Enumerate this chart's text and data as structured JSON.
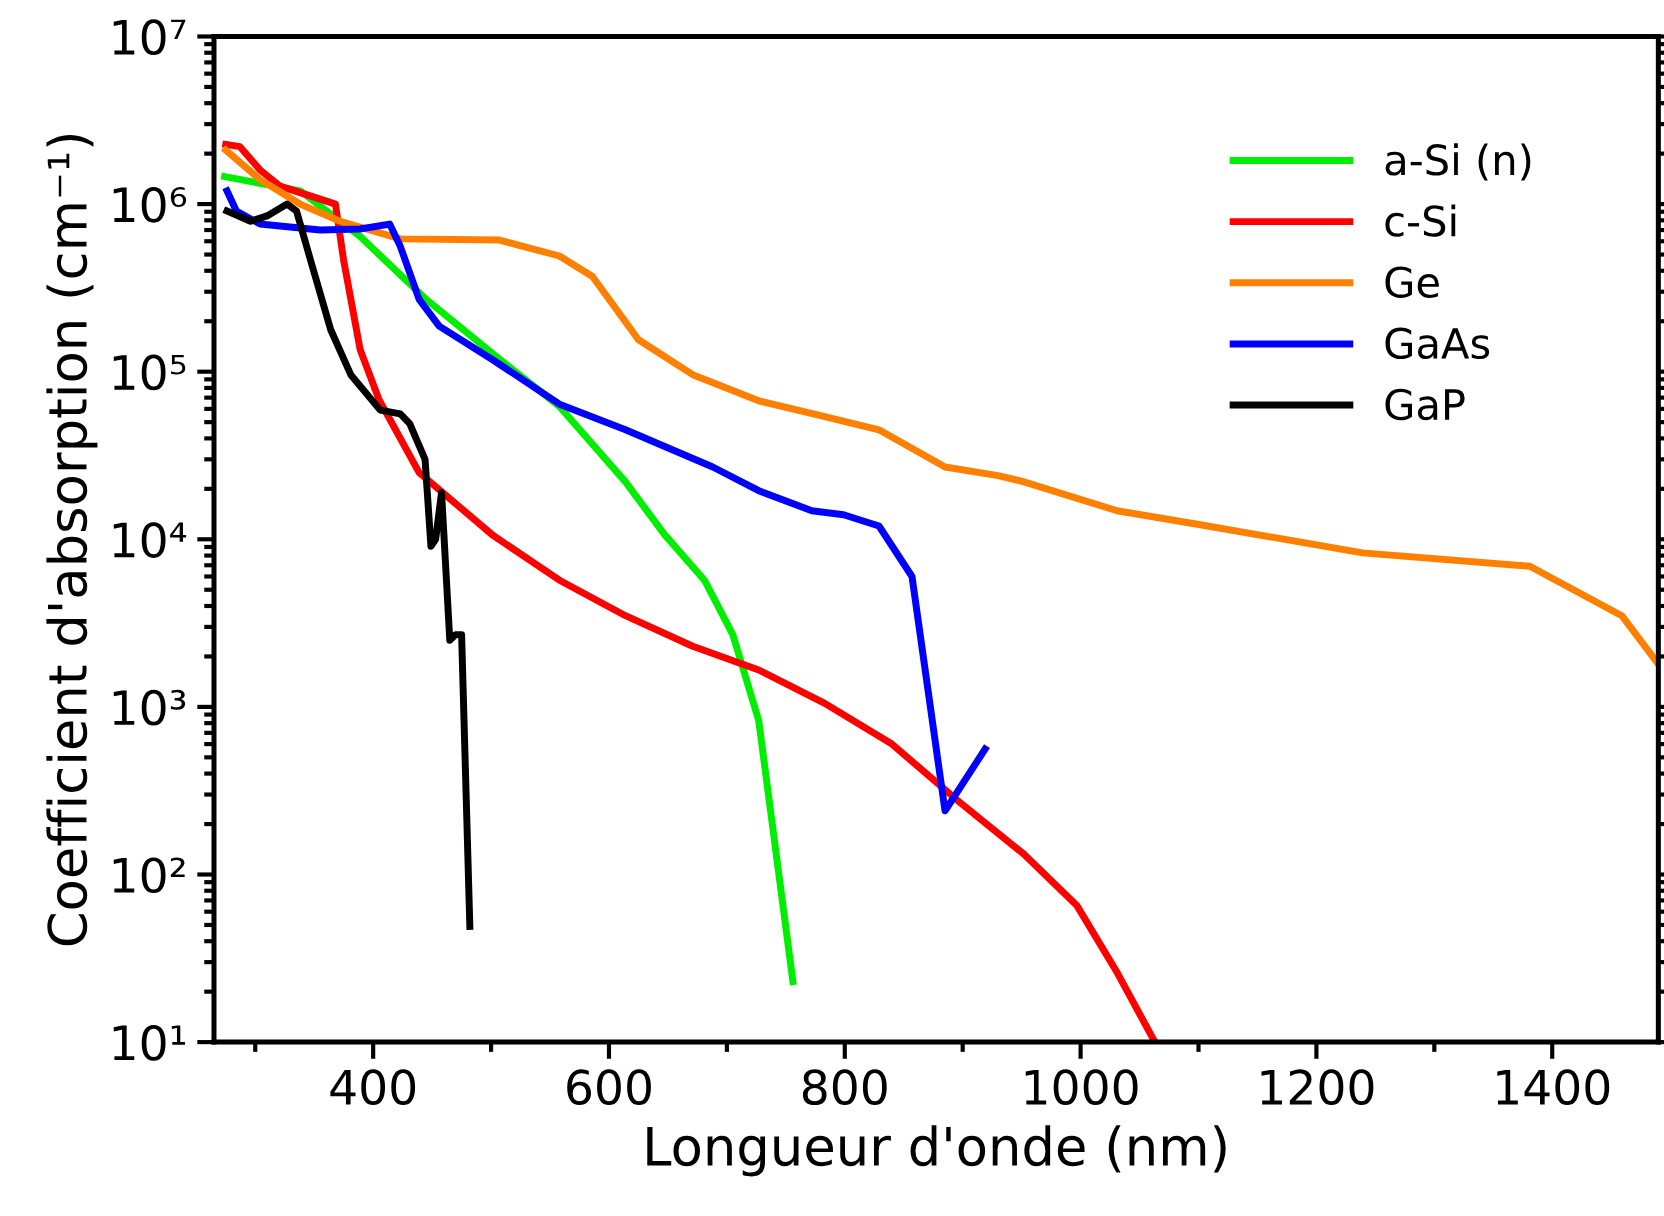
{
  "chart_data": {
    "type": "line",
    "xlabel": "Longueur d'onde (nm)",
    "ylabel": "Coefficient d'absorption (cm⁻¹)",
    "log": "y",
    "xlim": [
      265,
      1490
    ],
    "ylim": [
      10,
      10000000
    ],
    "xticks": [
      400,
      600,
      800,
      1000,
      1200,
      1400
    ],
    "yticks": [
      {
        "value": 10,
        "label": "10¹"
      },
      {
        "value": 100,
        "label": "10²"
      },
      {
        "value": 1000,
        "label": "10³"
      },
      {
        "value": 10000,
        "label": "10⁴"
      },
      {
        "value": 100000,
        "label": "10⁵"
      },
      {
        "value": 1000000,
        "label": "10⁶"
      },
      {
        "value": 10000000,
        "label": "10⁷"
      }
    ],
    "grid": false,
    "legend": "top right",
    "marker": "none",
    "line_style": "solid",
    "series": [
      {
        "name": "a-Si (n)",
        "color": "#00ee00",
        "x": [
          274,
          338,
          389,
          445,
          502,
          558,
          614,
          647,
          681,
          705,
          727,
          756
        ],
        "values": [
          1460000,
          1200000,
          640000,
          270000,
          127000,
          62000,
          22000,
          10700,
          5700,
          2700,
          830,
          23
        ]
      },
      {
        "name": "c-Si",
        "color": "#ff0000",
        "x": [
          275,
          287,
          304,
          321,
          355,
          368,
          375,
          389,
          405,
          439,
          502,
          558,
          614,
          671,
          727,
          783,
          840,
          896,
          952,
          997,
          1031,
          1063
        ],
        "values": [
          2270000,
          2200000,
          1600000,
          1280000,
          1070000,
          1000000,
          460000,
          135000,
          68000,
          25000,
          10500,
          5700,
          3500,
          2300,
          1660,
          1050,
          600,
          275,
          132,
          65,
          26,
          10
        ]
      },
      {
        "name": "Ge",
        "color": "#ff8000",
        "x": [
          275,
          304,
          338,
          372,
          423,
          507,
          558,
          586,
          625,
          671,
          727,
          783,
          829,
          885,
          930,
          952,
          1031,
          1099,
          1239,
          1381,
          1459,
          1490
        ],
        "values": [
          2100000,
          1400000,
          1000000,
          790000,
          620000,
          610000,
          490000,
          370000,
          155000,
          96000,
          67000,
          54000,
          45000,
          27000,
          24000,
          22000,
          14800,
          12300,
          8300,
          6900,
          3500,
          1800
        ]
      },
      {
        "name": "GaAs",
        "color": "#0000ff",
        "x": [
          276,
          284,
          304,
          355,
          389,
          414,
          423,
          439,
          456,
          502,
          558,
          614,
          688,
          727,
          772,
          799,
          829,
          857,
          885,
          919
        ],
        "values": [
          1200000,
          910000,
          760000,
          700000,
          710000,
          760000,
          560000,
          270000,
          187000,
          117000,
          64000,
          45000,
          27000,
          19500,
          14800,
          14000,
          12000,
          6000,
          240,
          560
        ]
      },
      {
        "name": "GaP",
        "color": "#000000",
        "x": [
          276,
          296,
          310,
          327,
          335,
          347,
          364,
          381,
          406,
          423,
          431,
          444,
          449,
          453,
          458,
          465,
          470,
          475,
          482
        ],
        "values": [
          910000,
          790000,
          850000,
          1000000,
          910000,
          460000,
          178000,
          96000,
          59000,
          56000,
          49000,
          30000,
          9100,
          10000,
          19000,
          2500,
          2700,
          2700,
          49
        ]
      }
    ]
  }
}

::::::::::

Except for the pictures, copy every line of the records above exactly.

* **OUTPUT FOR THIS TASK**:
Enumerate this chart's text and data as structured JSON.
{
  "chart_data": {
    "type": "line",
    "xlabel": "Longueur d'onde (nm)",
    "ylabel": "Coefficient d'absorption (cm⁻¹)",
    "log": "y",
    "xlim": [
      265,
      1490
    ],
    "ylim": [
      10,
      10000000
    ],
    "xticks": [
      400,
      600,
      800,
      1000,
      1200,
      1400
    ],
    "yticks": [
      {
        "value": 10,
        "label": "10¹"
      },
      {
        "value": 100,
        "label": "10²"
      },
      {
        "value": 1000,
        "label": "10³"
      },
      {
        "value": 10000,
        "label": "10⁴"
      },
      {
        "value": 100000,
        "label": "10⁵"
      },
      {
        "value": 1000000,
        "label": "10⁶"
      },
      {
        "value": 10000000,
        "label": "10⁷"
      }
    ],
    "grid": false,
    "legend": "top right",
    "marker": "none",
    "line_style": "solid",
    "series": [
      {
        "name": "a-Si (n)",
        "color": "#00ee00",
        "x": [
          274,
          338,
          389,
          445,
          502,
          558,
          614,
          647,
          681,
          705,
          727,
          756
        ],
        "values": [
          1460000,
          1200000,
          640000,
          270000,
          127000,
          62000,
          22000,
          10700,
          5700,
          2700,
          830,
          23
        ]
      },
      {
        "name": "c-Si",
        "color": "#ff0000",
        "x": [
          275,
          287,
          304,
          321,
          355,
          368,
          375,
          389,
          405,
          439,
          502,
          558,
          614,
          671,
          727,
          783,
          840,
          896,
          952,
          997,
          1031,
          1063
        ],
        "values": [
          2270000,
          2200000,
          1600000,
          1280000,
          1070000,
          1000000,
          460000,
          135000,
          68000,
          25000,
          10500,
          5700,
          3500,
          2300,
          1660,
          1050,
          600,
          275,
          132,
          65,
          26,
          10
        ]
      },
      {
        "name": "Ge",
        "color": "#ff8000",
        "x": [
          275,
          304,
          338,
          372,
          423,
          507,
          558,
          586,
          625,
          671,
          727,
          783,
          829,
          885,
          930,
          952,
          1031,
          1099,
          1239,
          1381,
          1459,
          1490
        ],
        "values": [
          2100000,
          1400000,
          1000000,
          790000,
          620000,
          610000,
          490000,
          370000,
          155000,
          96000,
          67000,
          54000,
          45000,
          27000,
          24000,
          22000,
          14800,
          12300,
          8300,
          6900,
          3500,
          1800
        ]
      },
      {
        "name": "GaAs",
        "color": "#0000ff",
        "x": [
          276,
          284,
          304,
          355,
          389,
          414,
          423,
          439,
          456,
          502,
          558,
          614,
          688,
          727,
          772,
          799,
          829,
          857,
          885,
          919
        ],
        "values": [
          1200000,
          910000,
          760000,
          700000,
          710000,
          760000,
          560000,
          270000,
          187000,
          117000,
          64000,
          45000,
          27000,
          19500,
          14800,
          14000,
          12000,
          6000,
          240,
          560
        ]
      },
      {
        "name": "GaP",
        "color": "#000000",
        "x": [
          276,
          296,
          310,
          327,
          335,
          347,
          364,
          381,
          406,
          423,
          431,
          444,
          449,
          453,
          458,
          465,
          470,
          475,
          482
        ],
        "values": [
          910000,
          790000,
          850000,
          1000000,
          910000,
          460000,
          178000,
          96000,
          59000,
          56000,
          49000,
          30000,
          9100,
          10000,
          19000,
          2500,
          2700,
          2700,
          49
        ]
      }
    ]
  }
}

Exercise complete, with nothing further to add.